§ **Source extract**
%%

Once upon a time, when I was working 12 hour shifts as a nurse, one of my favorite vegan lunches to pack was this vegan Dr. McDougall’s Right Foods microwaveable soups. My favorite variety was this rice and curry pilaf thingy (it wasn’t really a soup), that was the perfect balance of sweet, salty, and spicy. The flavors were exotic and kind of transported me to somewhere between India, Pakitan, and Afghanistan. There were sweet raisins, crunchy slivered almonds, pungent onions…the whole combination was strange to me initially, but was surprisingly addictive. Long story short, I suddenly had a hard time finding my favorite soup variety, so I had to figure out how to make it at home. And now I’m going to show you how I did it. 

How to Make Vegan Curried Quinoa

Ingredients:

  • quinoa (1 cup dry white quinoa, or 3 cups of cooked quinoa)
  • 1/2 an onion
  • 2 cloves garlic
  • olive oil
  • raisins
  • maple syrup
  • lemon juice (fresh or bottled)

%%

§ **Data segment**
%%

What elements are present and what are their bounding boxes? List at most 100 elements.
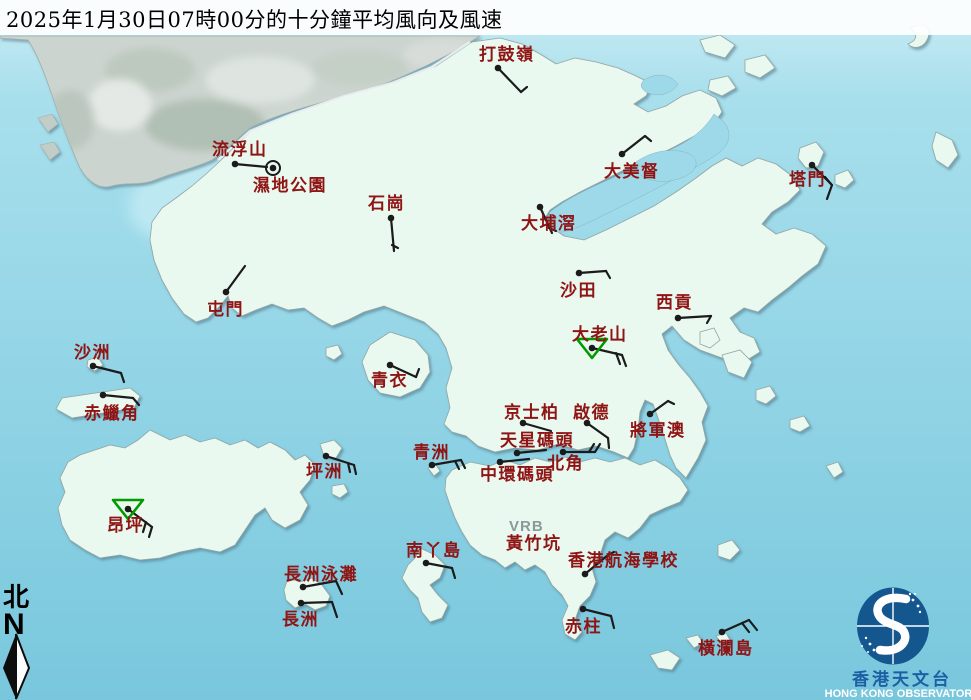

%%

§ **Tasks**
1 - From the curried quinoa excerpt, quote the passage starting with "Once upon a" and going on through "how I did it.".
2 - Answer these questions from the curried quinoa excerpt:
(a) What job was the writer doing while working 12 hour shifts?
(b) How many cloves of garlic are on the ingredient list?
(c) How much cooked quinoa can be used in place of 1 cup of dry white quinoa?

§ **Outputs in order**
1 -
Once upon a time, when I was working 12 hour shifts as a nurse, one of my favorite vegan lunches to pack was this vegan Dr. McDougall’s Right Foods microwaveable soups. My favorite variety was this rice and curry pilaf thingy (it wasn’t really a soup), that was the perfect balance of sweet, salty, and spicy. The flavors were exotic and kind of transported me to somewhere between India, Pakitan, and Afghanistan. There were sweet raisins, crunchy slivered almonds, pungent onions…the whole combination was strange to me initially, but was surprisingly addictive. Long story short, I suddenly had a hard time finding my favorite soup variety, so I had to figure out how to make it at home. And now I’m going to show you how I did it.

2 -
(a) Nurse
(b) 2 cloves
(c) 3 cups